Given request >> From the text about the town of Manggar, extract word for word the passage starting with "Demographics" and going on through "to 100 females.".

Excerpt provided >>
Manggar () is a town in the Indonesian province of Bangka-Belitung, Indonesia which is a port on the east coast of Belitung Island, and is the seat of the East Belitung Regency. The town was founded as a tin mining town in the 19th century.

History
In the 1860s, Dutch prospectors of the Billiton Maatschappij explored the area and established the mining district of Burung Mandi Lenggang. In 1863, a tin mine was established on the right banks of the Manggar River, and the district was renamed to Manggar district in 1866. Manggar was opened to immigration of foreign orientals on 8 October 1871, which is selected as the establishment date for the district.

In late 1945, during the early stages of the Indonesian National Revolution, Dutch authorities reoccupied the town although they encountered some resistance from the newly formed Indonesian Armed Forces. After Indonesian independence, the Manggar District was one of the four districts comprising the island of Belitung by the 1980s. Manggar became the seat of the East Belitung Regency after its formation in 2003.

Demographics
39,135 people lived in Manggar at the 2020 Census - making it the most populous district in East Belitung and the second most populated in the island behind Tanjung Pandan. The sex ratio is 104.5 males to 100 females.

[Listings of boxed layout items]
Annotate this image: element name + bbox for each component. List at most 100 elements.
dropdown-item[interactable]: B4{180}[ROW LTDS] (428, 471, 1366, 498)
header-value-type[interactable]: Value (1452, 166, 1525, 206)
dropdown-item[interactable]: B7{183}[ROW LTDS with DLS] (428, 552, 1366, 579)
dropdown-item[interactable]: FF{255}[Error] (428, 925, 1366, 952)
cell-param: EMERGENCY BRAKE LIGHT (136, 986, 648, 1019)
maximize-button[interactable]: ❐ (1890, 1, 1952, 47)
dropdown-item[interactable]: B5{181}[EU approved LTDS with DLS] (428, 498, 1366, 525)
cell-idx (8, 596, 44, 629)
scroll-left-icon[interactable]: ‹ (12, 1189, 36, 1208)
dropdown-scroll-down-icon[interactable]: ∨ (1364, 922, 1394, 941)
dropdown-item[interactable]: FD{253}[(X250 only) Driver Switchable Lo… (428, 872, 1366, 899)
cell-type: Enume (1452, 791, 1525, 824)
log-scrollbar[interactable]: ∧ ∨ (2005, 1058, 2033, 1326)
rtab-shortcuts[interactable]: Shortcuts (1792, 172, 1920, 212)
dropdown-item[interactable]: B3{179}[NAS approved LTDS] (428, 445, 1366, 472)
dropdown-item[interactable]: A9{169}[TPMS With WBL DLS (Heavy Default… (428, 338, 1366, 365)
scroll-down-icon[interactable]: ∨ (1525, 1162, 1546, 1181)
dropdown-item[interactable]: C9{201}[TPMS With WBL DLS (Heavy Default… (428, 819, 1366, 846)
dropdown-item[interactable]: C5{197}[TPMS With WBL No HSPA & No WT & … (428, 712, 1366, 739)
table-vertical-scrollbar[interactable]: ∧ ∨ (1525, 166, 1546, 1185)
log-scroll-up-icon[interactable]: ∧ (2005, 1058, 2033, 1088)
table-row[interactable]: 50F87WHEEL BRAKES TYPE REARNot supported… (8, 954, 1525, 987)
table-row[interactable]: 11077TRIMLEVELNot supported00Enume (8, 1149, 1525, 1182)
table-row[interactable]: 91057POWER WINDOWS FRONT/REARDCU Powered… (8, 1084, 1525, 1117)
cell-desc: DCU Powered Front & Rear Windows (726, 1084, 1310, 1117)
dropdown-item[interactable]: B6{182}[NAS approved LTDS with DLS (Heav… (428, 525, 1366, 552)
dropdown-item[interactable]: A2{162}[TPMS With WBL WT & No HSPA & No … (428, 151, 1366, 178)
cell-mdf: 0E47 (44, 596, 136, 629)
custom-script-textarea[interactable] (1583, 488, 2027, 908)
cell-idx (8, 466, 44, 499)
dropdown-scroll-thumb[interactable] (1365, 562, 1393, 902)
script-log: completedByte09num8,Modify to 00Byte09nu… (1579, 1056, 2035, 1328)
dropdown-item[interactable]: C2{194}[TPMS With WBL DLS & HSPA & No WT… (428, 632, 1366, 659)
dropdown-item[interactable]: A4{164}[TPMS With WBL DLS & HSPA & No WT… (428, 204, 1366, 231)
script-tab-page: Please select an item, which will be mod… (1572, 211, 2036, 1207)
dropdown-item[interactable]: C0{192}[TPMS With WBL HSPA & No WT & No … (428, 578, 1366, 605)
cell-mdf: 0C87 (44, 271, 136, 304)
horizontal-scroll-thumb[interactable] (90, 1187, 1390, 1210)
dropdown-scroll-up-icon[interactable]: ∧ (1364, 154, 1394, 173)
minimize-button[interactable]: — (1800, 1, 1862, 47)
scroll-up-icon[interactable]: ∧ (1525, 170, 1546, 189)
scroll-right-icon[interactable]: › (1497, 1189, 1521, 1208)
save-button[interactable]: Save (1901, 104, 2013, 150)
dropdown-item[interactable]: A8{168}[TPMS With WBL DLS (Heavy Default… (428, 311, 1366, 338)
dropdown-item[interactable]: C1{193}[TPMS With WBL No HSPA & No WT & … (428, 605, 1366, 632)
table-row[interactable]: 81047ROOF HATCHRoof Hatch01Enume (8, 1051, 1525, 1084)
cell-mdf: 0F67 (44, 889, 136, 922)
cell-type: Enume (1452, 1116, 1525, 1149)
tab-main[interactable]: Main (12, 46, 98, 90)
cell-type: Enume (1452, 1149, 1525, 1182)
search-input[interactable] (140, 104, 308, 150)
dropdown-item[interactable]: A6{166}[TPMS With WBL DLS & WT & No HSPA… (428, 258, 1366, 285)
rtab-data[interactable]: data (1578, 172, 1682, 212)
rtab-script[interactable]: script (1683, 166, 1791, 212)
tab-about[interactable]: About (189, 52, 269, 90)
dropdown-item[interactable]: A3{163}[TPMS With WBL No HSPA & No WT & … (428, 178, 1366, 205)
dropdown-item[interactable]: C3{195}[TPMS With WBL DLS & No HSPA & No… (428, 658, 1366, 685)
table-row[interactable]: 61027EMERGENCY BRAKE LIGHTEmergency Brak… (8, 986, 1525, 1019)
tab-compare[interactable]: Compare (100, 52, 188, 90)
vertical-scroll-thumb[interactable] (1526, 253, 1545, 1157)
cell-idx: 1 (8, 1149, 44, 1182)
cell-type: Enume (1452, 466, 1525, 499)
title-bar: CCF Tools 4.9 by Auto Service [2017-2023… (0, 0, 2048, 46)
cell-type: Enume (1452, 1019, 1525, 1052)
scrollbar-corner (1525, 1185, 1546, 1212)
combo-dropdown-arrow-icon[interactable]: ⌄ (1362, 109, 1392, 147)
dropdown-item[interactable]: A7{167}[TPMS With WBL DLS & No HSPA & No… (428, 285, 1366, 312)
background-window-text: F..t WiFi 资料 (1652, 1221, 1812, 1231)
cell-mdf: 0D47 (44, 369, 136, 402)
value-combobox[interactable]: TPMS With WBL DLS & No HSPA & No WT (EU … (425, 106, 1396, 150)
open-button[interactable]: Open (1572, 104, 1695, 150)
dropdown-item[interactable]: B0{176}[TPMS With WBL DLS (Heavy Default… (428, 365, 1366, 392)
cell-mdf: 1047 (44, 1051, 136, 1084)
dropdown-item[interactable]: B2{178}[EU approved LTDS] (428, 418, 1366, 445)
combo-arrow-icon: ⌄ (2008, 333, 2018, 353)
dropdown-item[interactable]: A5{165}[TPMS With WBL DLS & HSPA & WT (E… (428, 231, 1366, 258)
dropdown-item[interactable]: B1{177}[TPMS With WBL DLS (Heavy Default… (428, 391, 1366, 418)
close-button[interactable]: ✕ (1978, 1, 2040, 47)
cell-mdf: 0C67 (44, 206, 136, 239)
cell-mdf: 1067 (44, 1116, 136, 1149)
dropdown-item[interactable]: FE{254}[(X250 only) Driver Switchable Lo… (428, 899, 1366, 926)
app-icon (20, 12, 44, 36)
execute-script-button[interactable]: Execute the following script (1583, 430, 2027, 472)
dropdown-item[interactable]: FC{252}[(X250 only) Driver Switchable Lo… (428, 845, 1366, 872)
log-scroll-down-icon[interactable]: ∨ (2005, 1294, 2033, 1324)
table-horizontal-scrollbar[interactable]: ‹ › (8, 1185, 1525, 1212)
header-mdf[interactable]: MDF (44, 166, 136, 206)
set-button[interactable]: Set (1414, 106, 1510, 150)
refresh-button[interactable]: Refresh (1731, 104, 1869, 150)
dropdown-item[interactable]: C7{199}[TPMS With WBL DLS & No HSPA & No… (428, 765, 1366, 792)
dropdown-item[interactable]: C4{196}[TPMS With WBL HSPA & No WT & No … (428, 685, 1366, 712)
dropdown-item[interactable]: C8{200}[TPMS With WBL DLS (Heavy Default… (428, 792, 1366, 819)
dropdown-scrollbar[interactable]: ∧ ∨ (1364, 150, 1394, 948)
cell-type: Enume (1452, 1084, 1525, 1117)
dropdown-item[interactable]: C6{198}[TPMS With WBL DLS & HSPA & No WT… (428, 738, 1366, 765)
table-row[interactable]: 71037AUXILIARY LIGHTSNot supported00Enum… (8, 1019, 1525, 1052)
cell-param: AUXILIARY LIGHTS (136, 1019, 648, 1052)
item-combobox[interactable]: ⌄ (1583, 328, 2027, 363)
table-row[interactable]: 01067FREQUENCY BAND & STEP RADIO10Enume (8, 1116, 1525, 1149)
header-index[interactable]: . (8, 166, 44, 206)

Written answer >>
Demographics
39,135 people lived in Manggar at the 2020 Census - making it the most populous district in East Belitung and the second most populated in the island behind Tanjung Pandan. The sex ratio is 104.5 males to 100 females.